# DO THIS:
Locate and copy all lines bearing the word "يقول".

BEGIN SUPPLIED MATERIAL

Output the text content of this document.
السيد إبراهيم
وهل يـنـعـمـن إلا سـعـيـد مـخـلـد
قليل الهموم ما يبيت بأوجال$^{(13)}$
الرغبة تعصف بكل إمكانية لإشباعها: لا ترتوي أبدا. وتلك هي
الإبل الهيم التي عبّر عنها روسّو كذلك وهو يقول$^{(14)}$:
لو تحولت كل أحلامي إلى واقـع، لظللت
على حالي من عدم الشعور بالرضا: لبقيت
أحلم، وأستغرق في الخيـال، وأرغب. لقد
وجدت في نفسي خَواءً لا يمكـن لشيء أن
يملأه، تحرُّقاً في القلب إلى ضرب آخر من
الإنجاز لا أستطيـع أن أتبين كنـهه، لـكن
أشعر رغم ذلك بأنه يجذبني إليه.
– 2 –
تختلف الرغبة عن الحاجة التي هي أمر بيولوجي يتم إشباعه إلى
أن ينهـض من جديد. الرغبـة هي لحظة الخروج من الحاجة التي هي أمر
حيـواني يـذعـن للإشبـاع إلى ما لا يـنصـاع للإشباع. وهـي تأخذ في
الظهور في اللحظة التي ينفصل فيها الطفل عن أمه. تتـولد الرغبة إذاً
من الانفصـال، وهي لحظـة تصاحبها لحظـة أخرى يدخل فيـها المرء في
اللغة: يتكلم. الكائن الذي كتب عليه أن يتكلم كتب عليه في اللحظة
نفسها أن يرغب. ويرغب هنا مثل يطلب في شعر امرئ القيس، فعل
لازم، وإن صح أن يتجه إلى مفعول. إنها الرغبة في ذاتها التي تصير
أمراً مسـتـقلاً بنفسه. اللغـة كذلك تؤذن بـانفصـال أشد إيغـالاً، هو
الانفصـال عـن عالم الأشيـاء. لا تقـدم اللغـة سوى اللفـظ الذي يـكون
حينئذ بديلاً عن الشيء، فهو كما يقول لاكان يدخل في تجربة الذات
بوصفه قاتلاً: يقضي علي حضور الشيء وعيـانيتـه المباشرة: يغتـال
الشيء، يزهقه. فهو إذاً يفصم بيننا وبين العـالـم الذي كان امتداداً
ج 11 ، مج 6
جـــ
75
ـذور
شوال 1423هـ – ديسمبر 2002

END SUPPLIED MATERIAL

# TASK RESULT:
الإبل الهيم التي عبّر عنها روسّو كذلك وهو يقول$^{(14)}$:
حينئذ بديلاً عن الشيء، فهو كما يقول لاكان يدخل في تجربة الذات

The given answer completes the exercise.